[Data records]
----

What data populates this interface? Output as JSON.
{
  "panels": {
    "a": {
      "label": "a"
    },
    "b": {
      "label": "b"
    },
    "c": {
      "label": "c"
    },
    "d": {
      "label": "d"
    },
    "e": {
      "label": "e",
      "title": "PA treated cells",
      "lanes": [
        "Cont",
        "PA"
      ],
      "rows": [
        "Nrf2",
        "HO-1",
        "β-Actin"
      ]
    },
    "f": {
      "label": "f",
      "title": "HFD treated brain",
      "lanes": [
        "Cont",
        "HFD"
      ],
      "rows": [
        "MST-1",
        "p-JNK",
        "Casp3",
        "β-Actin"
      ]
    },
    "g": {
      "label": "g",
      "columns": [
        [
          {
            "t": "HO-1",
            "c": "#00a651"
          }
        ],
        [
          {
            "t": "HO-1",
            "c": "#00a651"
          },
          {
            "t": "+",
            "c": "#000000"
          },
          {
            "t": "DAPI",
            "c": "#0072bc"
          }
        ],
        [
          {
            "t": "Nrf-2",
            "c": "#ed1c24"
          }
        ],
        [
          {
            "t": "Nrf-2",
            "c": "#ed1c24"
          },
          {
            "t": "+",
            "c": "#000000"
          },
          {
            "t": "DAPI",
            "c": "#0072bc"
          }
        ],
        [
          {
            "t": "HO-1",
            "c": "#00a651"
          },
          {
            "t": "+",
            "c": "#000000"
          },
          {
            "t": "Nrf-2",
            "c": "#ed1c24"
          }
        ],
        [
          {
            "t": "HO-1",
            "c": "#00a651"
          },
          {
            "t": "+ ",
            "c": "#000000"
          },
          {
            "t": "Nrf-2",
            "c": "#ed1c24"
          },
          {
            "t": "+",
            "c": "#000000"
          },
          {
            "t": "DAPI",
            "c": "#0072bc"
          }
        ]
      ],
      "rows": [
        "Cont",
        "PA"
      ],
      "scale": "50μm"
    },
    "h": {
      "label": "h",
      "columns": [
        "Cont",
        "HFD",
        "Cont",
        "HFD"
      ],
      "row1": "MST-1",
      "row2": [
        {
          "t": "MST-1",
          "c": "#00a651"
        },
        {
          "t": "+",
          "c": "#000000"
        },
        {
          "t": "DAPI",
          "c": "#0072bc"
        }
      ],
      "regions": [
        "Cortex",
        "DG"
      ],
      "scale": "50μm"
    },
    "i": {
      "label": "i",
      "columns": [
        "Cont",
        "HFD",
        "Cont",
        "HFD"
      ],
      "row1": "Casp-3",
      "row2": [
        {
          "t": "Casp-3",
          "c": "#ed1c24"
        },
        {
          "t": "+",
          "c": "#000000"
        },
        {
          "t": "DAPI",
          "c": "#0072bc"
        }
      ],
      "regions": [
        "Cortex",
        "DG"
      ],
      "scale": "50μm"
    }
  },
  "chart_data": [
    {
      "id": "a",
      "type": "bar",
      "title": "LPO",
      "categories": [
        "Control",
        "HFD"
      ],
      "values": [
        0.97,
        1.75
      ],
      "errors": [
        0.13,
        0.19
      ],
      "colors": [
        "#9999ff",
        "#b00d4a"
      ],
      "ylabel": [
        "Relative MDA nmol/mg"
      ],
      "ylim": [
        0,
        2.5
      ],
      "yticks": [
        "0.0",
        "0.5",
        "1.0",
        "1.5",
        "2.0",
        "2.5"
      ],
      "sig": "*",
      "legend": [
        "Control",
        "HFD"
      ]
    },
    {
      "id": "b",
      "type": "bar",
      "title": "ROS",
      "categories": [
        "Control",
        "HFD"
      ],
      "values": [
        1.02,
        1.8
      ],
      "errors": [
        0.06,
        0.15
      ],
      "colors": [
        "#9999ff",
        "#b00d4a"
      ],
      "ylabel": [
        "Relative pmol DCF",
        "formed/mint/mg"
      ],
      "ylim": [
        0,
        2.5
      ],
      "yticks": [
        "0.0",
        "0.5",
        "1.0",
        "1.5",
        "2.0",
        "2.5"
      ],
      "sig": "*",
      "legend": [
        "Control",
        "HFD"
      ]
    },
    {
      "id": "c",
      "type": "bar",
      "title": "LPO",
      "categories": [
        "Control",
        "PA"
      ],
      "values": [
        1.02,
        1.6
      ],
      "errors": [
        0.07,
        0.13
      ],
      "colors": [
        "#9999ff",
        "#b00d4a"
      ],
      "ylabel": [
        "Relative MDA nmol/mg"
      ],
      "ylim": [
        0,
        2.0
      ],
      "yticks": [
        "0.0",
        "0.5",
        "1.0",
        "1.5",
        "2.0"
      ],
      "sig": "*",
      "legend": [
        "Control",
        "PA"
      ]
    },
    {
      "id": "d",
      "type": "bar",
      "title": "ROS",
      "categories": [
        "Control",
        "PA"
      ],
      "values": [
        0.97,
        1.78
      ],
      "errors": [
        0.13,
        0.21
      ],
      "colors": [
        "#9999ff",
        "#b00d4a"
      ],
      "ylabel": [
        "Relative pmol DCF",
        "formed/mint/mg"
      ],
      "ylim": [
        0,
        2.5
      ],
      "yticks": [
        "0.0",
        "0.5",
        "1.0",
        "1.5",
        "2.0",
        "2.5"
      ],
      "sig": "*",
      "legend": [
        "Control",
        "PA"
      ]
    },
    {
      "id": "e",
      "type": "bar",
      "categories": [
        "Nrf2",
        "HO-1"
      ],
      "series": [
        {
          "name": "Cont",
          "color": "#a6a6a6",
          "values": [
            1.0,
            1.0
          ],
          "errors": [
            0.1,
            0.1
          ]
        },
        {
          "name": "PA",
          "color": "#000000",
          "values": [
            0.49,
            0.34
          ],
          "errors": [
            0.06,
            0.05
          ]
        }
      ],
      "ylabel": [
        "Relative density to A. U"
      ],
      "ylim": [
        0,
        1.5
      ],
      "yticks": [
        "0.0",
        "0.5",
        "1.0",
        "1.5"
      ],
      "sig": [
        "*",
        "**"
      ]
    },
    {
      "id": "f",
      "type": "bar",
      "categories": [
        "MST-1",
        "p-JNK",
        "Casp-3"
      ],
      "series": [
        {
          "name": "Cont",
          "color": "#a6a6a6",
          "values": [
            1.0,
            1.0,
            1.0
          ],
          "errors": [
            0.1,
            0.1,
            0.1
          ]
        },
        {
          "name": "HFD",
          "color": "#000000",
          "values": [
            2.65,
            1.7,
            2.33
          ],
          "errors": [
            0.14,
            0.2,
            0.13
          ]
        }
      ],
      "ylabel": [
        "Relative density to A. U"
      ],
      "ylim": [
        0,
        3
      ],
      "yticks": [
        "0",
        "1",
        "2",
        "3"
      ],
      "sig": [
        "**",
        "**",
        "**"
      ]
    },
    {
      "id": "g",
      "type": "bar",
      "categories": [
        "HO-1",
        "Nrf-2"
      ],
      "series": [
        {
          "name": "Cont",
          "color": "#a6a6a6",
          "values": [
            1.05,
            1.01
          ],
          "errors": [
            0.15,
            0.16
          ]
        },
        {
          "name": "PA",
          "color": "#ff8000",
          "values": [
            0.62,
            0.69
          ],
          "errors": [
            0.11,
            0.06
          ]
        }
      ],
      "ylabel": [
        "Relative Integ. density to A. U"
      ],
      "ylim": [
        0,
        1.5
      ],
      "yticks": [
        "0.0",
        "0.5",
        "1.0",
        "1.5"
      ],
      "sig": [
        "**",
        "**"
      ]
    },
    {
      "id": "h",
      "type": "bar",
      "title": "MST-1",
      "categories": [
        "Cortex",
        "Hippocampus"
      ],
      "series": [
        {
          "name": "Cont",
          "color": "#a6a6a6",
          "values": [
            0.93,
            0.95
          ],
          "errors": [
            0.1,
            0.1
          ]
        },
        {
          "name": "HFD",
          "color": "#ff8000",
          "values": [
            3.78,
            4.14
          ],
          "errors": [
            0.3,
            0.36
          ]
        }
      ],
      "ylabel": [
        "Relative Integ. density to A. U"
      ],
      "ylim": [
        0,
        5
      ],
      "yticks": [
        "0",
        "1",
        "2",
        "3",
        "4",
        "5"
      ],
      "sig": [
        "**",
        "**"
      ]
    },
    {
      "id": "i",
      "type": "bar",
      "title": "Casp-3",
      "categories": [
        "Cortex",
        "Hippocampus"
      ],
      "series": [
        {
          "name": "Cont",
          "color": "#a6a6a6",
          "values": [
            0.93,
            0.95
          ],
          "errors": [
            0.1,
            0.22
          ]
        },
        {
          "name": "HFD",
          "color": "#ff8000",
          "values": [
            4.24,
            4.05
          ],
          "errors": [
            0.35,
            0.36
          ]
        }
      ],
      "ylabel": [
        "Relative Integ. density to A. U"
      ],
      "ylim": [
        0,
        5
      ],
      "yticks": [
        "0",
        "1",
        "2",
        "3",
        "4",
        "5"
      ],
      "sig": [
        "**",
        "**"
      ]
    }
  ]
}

----

=== Exercise aim ===
Copy every line in the data above that has the string "treated" in it.

=== Result for this task ===
      "title": "PA treated cells",
      "title": "HFD treated brain",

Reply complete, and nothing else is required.